--- START OF Data for the task ---

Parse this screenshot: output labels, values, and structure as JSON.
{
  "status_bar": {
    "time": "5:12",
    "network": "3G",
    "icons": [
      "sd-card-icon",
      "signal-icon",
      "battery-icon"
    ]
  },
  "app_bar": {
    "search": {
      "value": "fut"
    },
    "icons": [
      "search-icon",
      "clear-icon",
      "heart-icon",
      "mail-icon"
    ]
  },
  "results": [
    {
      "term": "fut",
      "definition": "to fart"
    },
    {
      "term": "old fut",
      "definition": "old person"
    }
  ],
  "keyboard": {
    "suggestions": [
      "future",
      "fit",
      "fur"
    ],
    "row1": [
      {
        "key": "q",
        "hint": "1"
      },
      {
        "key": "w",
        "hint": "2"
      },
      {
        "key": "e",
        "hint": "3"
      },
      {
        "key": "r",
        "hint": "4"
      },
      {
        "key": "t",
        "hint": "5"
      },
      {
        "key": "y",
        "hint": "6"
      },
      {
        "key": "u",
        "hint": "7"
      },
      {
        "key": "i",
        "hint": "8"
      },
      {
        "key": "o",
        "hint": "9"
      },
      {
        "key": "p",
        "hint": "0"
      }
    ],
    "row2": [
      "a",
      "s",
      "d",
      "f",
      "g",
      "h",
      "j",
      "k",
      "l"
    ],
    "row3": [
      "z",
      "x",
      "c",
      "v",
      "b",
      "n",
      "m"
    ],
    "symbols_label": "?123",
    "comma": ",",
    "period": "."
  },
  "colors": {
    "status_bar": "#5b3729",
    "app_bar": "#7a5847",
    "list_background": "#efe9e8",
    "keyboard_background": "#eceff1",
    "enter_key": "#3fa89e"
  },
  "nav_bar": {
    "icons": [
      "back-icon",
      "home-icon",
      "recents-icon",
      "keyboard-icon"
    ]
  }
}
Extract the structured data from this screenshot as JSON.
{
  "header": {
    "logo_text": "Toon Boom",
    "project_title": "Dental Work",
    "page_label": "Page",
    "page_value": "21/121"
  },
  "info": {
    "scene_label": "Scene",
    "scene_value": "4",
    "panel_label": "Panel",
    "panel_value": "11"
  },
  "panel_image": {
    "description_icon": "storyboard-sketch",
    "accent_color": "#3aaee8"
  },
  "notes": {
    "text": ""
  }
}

--- END OF Data for the task ---

Given instruction –
Copy each line above that contains the word "definition".

Full output –
      "definition": "to fart"
      "definition": "old person"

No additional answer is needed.